(WHAT YOU SHOULD DO):
Where a line holds the word "name", copy that line.

____

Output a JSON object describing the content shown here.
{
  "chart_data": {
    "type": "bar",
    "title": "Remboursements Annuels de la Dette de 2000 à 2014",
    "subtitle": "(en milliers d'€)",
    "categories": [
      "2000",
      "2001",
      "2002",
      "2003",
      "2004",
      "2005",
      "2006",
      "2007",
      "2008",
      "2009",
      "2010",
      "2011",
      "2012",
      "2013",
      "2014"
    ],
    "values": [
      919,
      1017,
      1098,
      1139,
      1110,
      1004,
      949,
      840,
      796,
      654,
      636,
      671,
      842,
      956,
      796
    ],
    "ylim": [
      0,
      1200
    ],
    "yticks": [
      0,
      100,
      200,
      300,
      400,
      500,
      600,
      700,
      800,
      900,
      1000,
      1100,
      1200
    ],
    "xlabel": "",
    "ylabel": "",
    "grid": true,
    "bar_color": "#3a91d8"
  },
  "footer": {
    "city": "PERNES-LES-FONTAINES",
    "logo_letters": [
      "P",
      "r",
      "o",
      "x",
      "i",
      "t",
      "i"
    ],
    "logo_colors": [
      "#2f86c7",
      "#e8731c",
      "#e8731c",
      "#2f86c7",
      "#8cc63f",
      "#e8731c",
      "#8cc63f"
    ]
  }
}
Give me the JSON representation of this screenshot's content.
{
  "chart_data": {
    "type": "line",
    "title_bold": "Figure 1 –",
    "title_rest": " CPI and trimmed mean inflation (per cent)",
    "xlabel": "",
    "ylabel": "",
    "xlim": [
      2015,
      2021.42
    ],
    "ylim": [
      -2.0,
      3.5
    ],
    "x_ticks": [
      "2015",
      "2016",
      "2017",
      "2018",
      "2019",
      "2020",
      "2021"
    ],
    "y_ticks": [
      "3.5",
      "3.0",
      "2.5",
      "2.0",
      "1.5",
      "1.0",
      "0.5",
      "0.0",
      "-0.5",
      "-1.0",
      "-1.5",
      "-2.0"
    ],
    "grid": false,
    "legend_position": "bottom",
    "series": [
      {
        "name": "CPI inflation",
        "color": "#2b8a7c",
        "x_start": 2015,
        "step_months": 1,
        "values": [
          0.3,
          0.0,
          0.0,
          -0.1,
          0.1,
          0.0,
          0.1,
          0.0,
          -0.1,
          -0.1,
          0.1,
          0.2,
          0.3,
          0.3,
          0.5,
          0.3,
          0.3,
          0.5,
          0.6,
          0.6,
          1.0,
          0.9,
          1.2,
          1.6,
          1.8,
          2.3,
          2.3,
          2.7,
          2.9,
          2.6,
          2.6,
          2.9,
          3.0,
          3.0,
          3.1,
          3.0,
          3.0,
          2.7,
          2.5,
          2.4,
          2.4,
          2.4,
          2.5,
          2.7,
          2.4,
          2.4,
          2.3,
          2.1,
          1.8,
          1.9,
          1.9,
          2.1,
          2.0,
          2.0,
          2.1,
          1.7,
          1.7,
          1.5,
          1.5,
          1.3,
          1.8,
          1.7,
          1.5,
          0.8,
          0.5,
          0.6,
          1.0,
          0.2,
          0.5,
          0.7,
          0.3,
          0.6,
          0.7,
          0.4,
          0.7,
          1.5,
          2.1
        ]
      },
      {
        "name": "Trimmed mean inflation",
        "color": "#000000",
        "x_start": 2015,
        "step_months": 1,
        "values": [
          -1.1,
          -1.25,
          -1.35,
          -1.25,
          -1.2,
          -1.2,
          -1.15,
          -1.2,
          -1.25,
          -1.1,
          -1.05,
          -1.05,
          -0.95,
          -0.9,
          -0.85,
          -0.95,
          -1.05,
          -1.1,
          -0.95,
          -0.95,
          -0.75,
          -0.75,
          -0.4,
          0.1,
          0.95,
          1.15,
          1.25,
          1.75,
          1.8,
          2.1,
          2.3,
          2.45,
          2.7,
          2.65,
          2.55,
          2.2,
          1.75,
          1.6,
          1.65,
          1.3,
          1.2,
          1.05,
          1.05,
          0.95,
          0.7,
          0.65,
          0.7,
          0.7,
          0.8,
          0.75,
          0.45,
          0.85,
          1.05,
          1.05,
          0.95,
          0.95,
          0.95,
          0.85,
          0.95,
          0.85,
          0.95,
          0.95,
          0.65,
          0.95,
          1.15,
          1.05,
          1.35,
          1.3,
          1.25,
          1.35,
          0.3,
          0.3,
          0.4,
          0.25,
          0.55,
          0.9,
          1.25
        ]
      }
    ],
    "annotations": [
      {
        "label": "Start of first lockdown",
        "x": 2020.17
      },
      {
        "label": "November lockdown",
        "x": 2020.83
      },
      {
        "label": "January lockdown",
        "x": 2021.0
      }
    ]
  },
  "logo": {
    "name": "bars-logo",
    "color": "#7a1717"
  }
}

____

(FINISHED ANSWER):
        "name": "CPI inflation",
        "name": "Trimmed mean inflation",
    "name": "bars-logo",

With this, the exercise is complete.